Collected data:

------------

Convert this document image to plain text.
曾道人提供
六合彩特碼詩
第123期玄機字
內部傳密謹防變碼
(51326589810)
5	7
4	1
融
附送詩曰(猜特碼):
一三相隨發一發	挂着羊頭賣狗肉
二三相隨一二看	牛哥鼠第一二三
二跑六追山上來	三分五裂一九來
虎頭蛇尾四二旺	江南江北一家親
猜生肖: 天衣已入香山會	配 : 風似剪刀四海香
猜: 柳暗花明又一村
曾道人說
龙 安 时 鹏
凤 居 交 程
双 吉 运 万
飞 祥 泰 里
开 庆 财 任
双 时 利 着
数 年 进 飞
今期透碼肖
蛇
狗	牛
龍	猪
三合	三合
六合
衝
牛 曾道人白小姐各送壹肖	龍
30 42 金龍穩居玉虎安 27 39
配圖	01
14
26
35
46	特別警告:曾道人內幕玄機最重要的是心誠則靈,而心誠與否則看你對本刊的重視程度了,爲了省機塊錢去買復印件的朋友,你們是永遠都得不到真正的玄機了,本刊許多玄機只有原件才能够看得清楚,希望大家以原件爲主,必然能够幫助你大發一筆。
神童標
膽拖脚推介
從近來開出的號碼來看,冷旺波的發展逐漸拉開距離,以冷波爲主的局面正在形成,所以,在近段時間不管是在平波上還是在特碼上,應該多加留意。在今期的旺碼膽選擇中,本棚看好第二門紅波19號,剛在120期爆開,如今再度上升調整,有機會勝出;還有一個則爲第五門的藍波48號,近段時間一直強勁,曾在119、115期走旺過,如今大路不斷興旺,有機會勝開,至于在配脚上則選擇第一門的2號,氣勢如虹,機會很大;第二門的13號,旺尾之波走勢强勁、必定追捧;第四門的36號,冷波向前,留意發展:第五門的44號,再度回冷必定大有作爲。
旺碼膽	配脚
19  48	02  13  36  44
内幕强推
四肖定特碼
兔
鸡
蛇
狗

------------

What is expected: Output all of the material exactly as written.

Task solution:
Convert this document image to plain text.
曾道人提供
六合彩特碼詩
第123期玄機字
內部傳密謹防變碼
(51326589810)
5	7
4	1
融
附送詩曰(猜特碼):
一三相隨發一發	挂着羊頭賣狗肉
二三相隨一二看	牛哥鼠第一二三
二跑六追山上來	三分五裂一九來
虎頭蛇尾四二旺	江南江北一家親
猜生肖: 天衣已入香山會	配 : 風似剪刀四海香
猜: 柳暗花明又一村
曾道人說
龙 安 时 鹏
凤 居 交 程
双 吉 运 万
飞 祥 泰 里
开 庆 财 任
双 时 利 着
数 年 进 飞
今期透碼肖
蛇
狗	牛
龍	猪
三合	三合
六合
衝
牛 曾道人白小姐各送壹肖	龍
30 42 金龍穩居玉虎安 27 39
配圖	01
14
26
35
46	特別警告:曾道人內幕玄機最重要的是心誠則靈,而心誠與否則看你對本刊的重視程度了,爲了省機塊錢去買復印件的朋友,你們是永遠都得不到真正的玄機了,本刊許多玄機只有原件才能够看得清楚,希望大家以原件爲主,必然能够幫助你大發一筆。
神童標
膽拖脚推介
從近來開出的號碼來看,冷旺波的發展逐漸拉開距離,以冷波爲主的局面正在形成,所以,在近段時間不管是在平波上還是在特碼上,應該多加留意。在今期的旺碼膽選擇中,本棚看好第二門紅波19號,剛在120期爆開,如今再度上升調整,有機會勝出;還有一個則爲第五門的藍波48號,近段時間一直強勁,曾在119、115期走旺過,如今大路不斷興旺,有機會勝開,至于在配脚上則選擇第一門的2號,氣勢如虹,機會很大;第二門的13號,旺尾之波走勢强勁、必定追捧;第四門的36號,冷波向前,留意發展:第五門的44號,再度回冷必定大有作爲。
旺碼膽	配脚
19  48	02  13  36  44
内幕强推
四肖定特碼
兔
鸡
蛇
狗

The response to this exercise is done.